[Listings of boxed layout items]
========
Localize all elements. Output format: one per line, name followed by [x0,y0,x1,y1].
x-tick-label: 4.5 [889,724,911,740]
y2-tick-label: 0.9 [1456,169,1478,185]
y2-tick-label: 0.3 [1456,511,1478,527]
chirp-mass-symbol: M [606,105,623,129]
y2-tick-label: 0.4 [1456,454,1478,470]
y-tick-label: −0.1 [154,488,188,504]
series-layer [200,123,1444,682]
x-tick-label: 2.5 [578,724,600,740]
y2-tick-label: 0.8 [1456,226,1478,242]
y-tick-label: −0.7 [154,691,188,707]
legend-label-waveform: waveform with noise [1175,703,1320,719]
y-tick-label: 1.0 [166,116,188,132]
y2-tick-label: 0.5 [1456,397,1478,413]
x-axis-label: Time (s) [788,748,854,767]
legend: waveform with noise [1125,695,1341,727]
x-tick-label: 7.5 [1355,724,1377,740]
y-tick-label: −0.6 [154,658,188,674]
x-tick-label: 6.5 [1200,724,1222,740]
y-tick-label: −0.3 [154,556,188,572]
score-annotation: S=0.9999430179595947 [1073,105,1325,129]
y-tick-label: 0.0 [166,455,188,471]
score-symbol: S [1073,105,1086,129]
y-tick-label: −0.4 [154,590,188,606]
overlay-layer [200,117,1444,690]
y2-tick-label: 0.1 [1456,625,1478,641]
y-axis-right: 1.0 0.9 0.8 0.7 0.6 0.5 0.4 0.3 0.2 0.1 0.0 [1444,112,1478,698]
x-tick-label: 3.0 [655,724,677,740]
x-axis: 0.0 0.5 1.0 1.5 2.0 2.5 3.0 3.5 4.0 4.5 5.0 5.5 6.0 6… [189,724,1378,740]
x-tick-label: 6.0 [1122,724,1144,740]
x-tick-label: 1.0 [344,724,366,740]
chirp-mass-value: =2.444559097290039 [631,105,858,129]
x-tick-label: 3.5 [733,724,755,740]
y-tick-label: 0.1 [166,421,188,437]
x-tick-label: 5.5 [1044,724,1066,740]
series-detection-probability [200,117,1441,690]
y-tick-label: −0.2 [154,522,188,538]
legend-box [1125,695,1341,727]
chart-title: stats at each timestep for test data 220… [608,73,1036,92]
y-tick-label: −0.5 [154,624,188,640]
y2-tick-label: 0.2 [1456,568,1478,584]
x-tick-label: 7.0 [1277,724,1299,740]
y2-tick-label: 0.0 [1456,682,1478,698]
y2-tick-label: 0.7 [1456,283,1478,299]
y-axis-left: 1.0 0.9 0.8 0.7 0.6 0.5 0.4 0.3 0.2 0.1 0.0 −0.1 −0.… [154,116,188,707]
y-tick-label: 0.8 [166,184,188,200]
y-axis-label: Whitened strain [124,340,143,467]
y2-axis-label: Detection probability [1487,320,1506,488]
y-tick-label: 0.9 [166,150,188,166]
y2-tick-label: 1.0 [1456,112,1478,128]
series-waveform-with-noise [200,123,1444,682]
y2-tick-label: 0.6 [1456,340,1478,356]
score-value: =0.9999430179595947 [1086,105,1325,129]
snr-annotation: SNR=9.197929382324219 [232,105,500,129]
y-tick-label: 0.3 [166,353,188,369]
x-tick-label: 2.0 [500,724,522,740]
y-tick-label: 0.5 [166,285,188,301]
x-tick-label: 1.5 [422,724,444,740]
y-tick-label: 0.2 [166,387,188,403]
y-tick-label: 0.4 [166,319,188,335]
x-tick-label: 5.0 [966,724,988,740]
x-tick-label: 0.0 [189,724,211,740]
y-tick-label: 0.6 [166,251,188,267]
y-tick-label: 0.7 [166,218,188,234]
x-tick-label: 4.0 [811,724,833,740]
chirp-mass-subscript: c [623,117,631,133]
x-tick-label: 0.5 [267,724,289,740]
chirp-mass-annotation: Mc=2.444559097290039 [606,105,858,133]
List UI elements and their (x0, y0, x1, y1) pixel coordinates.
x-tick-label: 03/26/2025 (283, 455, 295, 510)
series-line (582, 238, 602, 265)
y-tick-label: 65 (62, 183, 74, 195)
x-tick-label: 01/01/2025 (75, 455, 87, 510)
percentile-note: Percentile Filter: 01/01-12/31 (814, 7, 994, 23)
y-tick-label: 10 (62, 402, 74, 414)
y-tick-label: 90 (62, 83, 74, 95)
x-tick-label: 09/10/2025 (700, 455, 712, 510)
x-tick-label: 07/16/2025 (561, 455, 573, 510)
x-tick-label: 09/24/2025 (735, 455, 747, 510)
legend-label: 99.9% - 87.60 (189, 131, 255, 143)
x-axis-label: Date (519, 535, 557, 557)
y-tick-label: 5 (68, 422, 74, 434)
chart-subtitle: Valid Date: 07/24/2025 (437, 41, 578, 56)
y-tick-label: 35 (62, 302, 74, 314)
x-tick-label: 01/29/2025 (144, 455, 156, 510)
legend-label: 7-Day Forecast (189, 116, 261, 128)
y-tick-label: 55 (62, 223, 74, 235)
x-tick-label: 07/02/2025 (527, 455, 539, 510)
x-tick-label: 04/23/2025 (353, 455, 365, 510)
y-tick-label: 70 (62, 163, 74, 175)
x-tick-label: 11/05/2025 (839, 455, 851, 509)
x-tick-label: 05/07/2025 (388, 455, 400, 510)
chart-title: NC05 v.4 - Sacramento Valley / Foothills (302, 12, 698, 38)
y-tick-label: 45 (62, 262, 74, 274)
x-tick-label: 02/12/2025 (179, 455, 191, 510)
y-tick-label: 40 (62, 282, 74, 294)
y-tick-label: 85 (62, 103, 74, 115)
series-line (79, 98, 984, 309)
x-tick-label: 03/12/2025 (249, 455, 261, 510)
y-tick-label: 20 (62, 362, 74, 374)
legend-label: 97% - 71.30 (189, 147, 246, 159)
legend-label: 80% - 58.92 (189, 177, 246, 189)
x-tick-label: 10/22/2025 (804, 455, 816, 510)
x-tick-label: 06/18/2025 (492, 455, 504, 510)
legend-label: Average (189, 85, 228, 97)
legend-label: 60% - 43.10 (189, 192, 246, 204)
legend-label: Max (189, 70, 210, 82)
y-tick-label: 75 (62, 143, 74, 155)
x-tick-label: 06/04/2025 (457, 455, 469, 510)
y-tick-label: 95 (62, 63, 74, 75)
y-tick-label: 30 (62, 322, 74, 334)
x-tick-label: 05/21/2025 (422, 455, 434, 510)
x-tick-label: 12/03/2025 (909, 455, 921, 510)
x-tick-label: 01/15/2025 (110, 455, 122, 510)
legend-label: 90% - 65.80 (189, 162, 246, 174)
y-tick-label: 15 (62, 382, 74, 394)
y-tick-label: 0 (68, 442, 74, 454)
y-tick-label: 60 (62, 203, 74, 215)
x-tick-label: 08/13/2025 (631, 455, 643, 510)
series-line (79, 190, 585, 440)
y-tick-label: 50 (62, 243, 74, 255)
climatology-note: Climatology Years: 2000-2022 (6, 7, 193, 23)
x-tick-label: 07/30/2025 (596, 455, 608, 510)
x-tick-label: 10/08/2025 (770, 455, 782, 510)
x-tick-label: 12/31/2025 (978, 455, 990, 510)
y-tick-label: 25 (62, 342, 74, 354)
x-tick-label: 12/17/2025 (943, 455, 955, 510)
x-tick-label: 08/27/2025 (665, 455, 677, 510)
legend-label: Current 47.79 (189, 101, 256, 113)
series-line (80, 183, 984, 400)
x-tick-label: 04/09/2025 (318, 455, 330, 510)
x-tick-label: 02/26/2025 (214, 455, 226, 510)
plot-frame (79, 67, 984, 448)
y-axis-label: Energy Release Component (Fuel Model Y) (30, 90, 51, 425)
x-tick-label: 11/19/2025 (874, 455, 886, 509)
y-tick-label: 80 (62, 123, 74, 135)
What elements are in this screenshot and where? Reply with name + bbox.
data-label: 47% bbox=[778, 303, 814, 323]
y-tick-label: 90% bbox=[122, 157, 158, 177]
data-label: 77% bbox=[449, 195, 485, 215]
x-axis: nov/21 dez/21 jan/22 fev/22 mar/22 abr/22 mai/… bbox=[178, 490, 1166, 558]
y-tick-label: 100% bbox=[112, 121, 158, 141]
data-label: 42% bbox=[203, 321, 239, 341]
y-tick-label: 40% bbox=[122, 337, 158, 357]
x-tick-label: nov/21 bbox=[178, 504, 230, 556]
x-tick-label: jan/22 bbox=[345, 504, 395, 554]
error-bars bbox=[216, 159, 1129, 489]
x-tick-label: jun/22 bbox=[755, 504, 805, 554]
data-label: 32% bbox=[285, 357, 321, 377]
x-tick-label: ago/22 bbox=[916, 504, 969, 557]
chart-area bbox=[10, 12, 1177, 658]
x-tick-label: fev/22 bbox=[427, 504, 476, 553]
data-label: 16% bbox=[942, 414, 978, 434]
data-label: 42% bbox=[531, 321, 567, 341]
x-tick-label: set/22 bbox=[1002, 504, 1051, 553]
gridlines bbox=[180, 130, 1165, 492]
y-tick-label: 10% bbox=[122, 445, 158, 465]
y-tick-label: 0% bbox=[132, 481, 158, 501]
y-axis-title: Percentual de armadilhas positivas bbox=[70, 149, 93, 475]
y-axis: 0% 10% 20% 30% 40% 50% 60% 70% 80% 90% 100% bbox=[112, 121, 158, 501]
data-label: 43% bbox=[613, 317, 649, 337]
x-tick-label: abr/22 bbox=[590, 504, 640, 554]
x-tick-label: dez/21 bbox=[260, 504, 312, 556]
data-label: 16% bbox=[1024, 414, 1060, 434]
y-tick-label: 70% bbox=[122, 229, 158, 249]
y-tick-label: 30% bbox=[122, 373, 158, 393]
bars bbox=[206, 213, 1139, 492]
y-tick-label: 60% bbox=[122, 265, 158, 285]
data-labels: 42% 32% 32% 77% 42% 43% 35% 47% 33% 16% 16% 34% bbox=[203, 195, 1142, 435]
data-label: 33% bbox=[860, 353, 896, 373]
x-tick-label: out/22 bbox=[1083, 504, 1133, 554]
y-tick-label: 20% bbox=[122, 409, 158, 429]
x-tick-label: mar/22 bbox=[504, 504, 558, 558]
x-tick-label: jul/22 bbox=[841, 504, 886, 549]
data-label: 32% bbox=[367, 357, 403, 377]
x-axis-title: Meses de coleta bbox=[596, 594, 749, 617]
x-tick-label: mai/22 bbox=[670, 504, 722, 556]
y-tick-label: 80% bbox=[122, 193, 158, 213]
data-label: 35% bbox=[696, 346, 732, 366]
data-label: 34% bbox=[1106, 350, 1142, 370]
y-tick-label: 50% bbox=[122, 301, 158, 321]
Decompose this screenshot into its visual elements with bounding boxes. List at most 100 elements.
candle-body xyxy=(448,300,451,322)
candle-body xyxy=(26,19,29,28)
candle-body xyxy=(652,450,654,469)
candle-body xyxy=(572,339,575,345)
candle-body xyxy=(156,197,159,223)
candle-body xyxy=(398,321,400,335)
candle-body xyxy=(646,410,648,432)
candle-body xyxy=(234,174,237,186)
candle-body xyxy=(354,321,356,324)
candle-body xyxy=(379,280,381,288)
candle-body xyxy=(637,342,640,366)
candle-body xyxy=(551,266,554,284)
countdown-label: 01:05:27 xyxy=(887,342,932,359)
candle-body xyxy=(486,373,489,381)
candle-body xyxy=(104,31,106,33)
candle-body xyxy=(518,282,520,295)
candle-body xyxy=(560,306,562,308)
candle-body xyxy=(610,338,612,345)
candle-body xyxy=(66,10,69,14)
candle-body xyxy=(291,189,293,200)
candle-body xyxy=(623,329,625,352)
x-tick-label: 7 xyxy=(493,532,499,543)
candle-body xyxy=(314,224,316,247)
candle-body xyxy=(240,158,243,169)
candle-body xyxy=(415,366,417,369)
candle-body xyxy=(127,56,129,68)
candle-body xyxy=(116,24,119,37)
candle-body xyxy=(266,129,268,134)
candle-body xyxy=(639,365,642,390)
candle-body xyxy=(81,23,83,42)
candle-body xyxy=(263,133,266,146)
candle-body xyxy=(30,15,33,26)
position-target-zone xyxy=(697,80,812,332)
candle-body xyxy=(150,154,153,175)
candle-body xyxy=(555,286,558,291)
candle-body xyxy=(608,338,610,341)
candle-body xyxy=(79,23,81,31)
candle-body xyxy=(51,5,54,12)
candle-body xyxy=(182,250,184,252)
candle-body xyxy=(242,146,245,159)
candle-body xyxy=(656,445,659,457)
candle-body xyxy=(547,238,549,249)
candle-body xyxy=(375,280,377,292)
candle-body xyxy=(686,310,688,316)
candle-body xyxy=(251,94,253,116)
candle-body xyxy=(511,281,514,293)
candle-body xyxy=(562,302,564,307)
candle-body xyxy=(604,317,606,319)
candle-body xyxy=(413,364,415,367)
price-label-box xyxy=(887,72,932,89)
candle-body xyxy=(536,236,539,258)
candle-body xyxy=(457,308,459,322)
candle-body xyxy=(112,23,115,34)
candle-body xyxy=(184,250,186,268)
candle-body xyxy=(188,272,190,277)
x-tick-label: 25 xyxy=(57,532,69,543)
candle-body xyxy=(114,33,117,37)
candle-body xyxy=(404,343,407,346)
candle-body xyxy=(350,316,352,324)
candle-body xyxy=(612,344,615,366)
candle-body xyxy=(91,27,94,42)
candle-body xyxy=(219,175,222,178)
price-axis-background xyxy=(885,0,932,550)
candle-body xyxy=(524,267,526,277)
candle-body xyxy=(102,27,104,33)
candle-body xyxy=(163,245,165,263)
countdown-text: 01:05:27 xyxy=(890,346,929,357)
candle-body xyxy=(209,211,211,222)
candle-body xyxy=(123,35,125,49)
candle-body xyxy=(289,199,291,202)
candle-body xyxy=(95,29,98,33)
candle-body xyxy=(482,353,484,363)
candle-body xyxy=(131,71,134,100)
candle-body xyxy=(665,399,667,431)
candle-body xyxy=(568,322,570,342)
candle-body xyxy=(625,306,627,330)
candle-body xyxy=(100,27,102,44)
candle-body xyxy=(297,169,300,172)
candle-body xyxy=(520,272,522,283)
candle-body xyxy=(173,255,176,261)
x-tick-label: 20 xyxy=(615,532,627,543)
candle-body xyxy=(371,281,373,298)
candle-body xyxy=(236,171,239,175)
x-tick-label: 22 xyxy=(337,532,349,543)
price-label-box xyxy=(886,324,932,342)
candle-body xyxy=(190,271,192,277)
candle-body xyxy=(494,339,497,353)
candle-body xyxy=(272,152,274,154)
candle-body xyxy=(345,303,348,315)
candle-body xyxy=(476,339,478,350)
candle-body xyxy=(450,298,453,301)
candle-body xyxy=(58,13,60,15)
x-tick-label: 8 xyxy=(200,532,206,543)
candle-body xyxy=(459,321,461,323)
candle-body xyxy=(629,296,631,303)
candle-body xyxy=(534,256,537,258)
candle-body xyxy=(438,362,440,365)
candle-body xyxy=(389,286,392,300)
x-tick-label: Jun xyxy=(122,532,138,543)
========
» Your goal: Return, unchanged, every line from the start of the listing down to and including the line that contains "series-detection-probability [200,117,1441,690]".

» Result:
Localize all elements. Output format: one per line, name followed by [x0,y0,x1,y1].
x-tick-label: 4.5 [889,724,911,740]
y2-tick-label: 0.9 [1456,169,1478,185]
y2-tick-label: 0.3 [1456,511,1478,527]
chirp-mass-symbol: M [606,105,623,129]
y2-tick-label: 0.4 [1456,454,1478,470]
y-tick-label: −0.1 [154,488,188,504]
series-layer [200,123,1444,682]
x-tick-label: 2.5 [578,724,600,740]
y2-tick-label: 0.8 [1456,226,1478,242]
y-tick-label: −0.7 [154,691,188,707]
legend-label-waveform: waveform with noise [1175,703,1320,719]
y-tick-label: 1.0 [166,116,188,132]
y2-tick-label: 0.5 [1456,397,1478,413]
x-axis-label: Time (s) [788,748,854,767]
legend: waveform with noise [1125,695,1341,727]
x-tick-label: 7.5 [1355,724,1377,740]
y-tick-label: −0.6 [154,658,188,674]
x-tick-label: 6.5 [1200,724,1222,740]
y-tick-label: −0.3 [154,556,188,572]
score-annotation: S=0.9999430179595947 [1073,105,1325,129]
y-tick-label: 0.0 [166,455,188,471]
score-symbol: S [1073,105,1086,129]
y-tick-label: −0.4 [154,590,188,606]
overlay-layer [200,117,1444,690]
y2-tick-label: 0.1 [1456,625,1478,641]
y-axis-right: 1.0 0.9 0.8 0.7 0.6 0.5 0.4 0.3 0.2 0.1 0.0 [1444,112,1478,698]
x-tick-label: 3.0 [655,724,677,740]
x-axis: 0.0 0.5 1.0 1.5 2.0 2.5 3.0 3.5 4.0 4.5 5.0 5.5 6.0 6… [189,724,1378,740]
x-tick-label: 6.0 [1122,724,1144,740]
x-tick-label: 1.0 [344,724,366,740]
chirp-mass-value: =2.444559097290039 [631,105,858,129]
x-tick-label: 3.5 [733,724,755,740]
y-tick-label: 0.1 [166,421,188,437]
x-tick-label: 5.5 [1044,724,1066,740]
series-detection-probability [200,117,1441,690]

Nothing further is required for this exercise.